### Data entries for graphics

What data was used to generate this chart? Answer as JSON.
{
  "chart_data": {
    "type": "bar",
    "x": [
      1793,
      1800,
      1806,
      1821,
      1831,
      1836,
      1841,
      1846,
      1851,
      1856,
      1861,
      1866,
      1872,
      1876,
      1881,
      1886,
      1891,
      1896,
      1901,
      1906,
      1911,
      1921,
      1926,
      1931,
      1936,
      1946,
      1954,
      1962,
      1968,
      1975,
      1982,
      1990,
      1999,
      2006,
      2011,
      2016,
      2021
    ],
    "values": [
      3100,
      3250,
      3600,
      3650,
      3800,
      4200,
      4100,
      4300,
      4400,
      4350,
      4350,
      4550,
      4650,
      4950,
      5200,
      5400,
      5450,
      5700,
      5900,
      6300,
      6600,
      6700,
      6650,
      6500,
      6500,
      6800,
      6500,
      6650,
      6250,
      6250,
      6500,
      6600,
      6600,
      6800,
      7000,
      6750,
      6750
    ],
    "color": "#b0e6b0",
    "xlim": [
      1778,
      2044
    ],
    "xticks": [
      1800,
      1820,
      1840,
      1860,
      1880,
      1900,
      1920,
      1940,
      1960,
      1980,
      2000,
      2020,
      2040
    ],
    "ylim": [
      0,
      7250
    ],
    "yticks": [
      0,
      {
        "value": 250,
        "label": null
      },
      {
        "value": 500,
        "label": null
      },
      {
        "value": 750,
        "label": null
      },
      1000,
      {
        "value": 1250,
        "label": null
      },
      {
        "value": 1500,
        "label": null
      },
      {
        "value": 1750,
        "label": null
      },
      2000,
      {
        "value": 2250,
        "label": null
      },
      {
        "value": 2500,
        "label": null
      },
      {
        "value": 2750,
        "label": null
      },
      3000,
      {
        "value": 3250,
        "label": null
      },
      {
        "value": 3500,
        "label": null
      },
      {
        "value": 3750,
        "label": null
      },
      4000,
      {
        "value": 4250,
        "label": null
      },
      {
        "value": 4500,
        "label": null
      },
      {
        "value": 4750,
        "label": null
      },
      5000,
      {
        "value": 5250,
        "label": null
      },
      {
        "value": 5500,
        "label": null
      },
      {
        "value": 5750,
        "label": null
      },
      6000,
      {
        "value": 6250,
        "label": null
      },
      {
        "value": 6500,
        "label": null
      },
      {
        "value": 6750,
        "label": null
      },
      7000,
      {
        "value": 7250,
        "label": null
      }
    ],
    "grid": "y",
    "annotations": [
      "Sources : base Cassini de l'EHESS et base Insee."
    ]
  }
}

### Problem description
Restate the whole of the material exactly.

### Worked solution
What data was used to generate this chart? Answer as JSON.
{
  "chart_data": {
    "type": "bar",
    "x": [
      1793,
      1800,
      1806,
      1821,
      1831,
      1836,
      1841,
      1846,
      1851,
      1856,
      1861,
      1866,
      1872,
      1876,
      1881,
      1886,
      1891,
      1896,
      1901,
      1906,
      1911,
      1921,
      1926,
      1931,
      1936,
      1946,
      1954,
      1962,
      1968,
      1975,
      1982,
      1990,
      1999,
      2006,
      2011,
      2016,
      2021
    ],
    "values": [
      3100,
      3250,
      3600,
      3650,
      3800,
      4200,
      4100,
      4300,
      4400,
      4350,
      4350,
      4550,
      4650,
      4950,
      5200,
      5400,
      5450,
      5700,
      5900,
      6300,
      6600,
      6700,
      6650,
      6500,
      6500,
      6800,
      6500,
      6650,
      6250,
      6250,
      6500,
      6600,
      6600,
      6800,
      7000,
      6750,
      6750
    ],
    "color": "#b0e6b0",
    "xlim": [
      1778,
      2044
    ],
    "xticks": [
      1800,
      1820,
      1840,
      1860,
      1880,
      1900,
      1920,
      1940,
      1960,
      1980,
      2000,
      2020,
      2040
    ],
    "ylim": [
      0,
      7250
    ],
    "yticks": [
      0,
      {
        "value": 250,
        "label": null
      },
      {
        "value": 500,
        "label": null
      },
      {
        "value": 750,
        "label": null
      },
      1000,
      {
        "value": 1250,
        "label": null
      },
      {
        "value": 1500,
        "label": null
      },
      {
        "value": 1750,
        "label": null
      },
      2000,
      {
        "value": 2250,
        "label": null
      },
      {
        "value": 2500,
        "label": null
      },
      {
        "value": 2750,
        "label": null
      },
      3000,
      {
        "value": 3250,
        "label": null
      },
      {
        "value": 3500,
        "label": null
      },
      {
        "value": 3750,
        "label": null
      },
      4000,
      {
        "value": 4250,
        "label": null
      },
      {
        "value": 4500,
        "label": null
      },
      {
        "value": 4750,
        "label": null
      },
      5000,
      {
        "value": 5250,
        "label": null
      },
      {
        "value": 5500,
        "label": null
      },
      {
        "value": 5750,
        "label": null
      },
      6000,
      {
        "value": 6250,
        "label": null
      },
      {
        "value": 6500,
        "label": null
      },
      {
        "value": 6750,
        "label": null
      },
      7000,
      {
        "value": 7250,
        "label": null
      }
    ],
    "grid": "y",
    "annotations": [
      "Sources : base Cassini de l'EHESS et base Insee."
    ]
  }
}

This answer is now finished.